══ Recorded data
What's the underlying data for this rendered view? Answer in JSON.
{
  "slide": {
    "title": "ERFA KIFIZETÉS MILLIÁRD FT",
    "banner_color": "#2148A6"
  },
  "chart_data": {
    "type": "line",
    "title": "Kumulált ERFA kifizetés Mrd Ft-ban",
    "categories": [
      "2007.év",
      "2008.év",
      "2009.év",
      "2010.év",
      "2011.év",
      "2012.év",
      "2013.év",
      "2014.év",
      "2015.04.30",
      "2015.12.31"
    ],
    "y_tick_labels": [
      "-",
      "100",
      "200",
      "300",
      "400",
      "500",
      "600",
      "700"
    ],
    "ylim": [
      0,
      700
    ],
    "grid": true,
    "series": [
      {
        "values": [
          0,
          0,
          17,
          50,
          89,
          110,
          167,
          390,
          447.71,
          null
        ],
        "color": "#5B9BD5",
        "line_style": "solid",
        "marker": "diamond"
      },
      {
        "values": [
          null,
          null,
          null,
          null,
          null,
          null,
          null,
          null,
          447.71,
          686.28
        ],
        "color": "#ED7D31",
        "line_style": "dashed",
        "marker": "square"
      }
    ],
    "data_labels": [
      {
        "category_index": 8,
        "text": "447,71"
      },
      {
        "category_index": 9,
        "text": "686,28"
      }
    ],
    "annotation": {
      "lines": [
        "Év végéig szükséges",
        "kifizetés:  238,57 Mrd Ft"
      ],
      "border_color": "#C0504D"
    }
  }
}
════
What to work on: Reproduce the material above without altering a single character.

Response to the task:
What's the underlying data for this rendered view? Answer in JSON.
{
  "slide": {
    "title": "ERFA KIFIZETÉS MILLIÁRD FT",
    "banner_color": "#2148A6"
  },
  "chart_data": {
    "type": "line",
    "title": "Kumulált ERFA kifizetés Mrd Ft-ban",
    "categories": [
      "2007.év",
      "2008.év",
      "2009.év",
      "2010.év",
      "2011.év",
      "2012.év",
      "2013.év",
      "2014.év",
      "2015.04.30",
      "2015.12.31"
    ],
    "y_tick_labels": [
      "-",
      "100",
      "200",
      "300",
      "400",
      "500",
      "600",
      "700"
    ],
    "ylim": [
      0,
      700
    ],
    "grid": true,
    "series": [
      {
        "values": [
          0,
          0,
          17,
          50,
          89,
          110,
          167,
          390,
          447.71,
          null
        ],
        "color": "#5B9BD5",
        "line_style": "solid",
        "marker": "diamond"
      },
      {
        "values": [
          null,
          null,
          null,
          null,
          null,
          null,
          null,
          null,
          447.71,
          686.28
        ],
        "color": "#ED7D31",
        "line_style": "dashed",
        "marker": "square"
      }
    ],
    "data_labels": [
      {
        "category_index": 8,
        "text": "447,71"
      },
      {
        "category_index": 9,
        "text": "686,28"
      }
    ],
    "annotation": {
      "lines": [
        "Év végéig szükséges",
        "kifizetés:  238,57 Mrd Ft"
      ],
      "border_color": "#C0504D"
    }
  }
}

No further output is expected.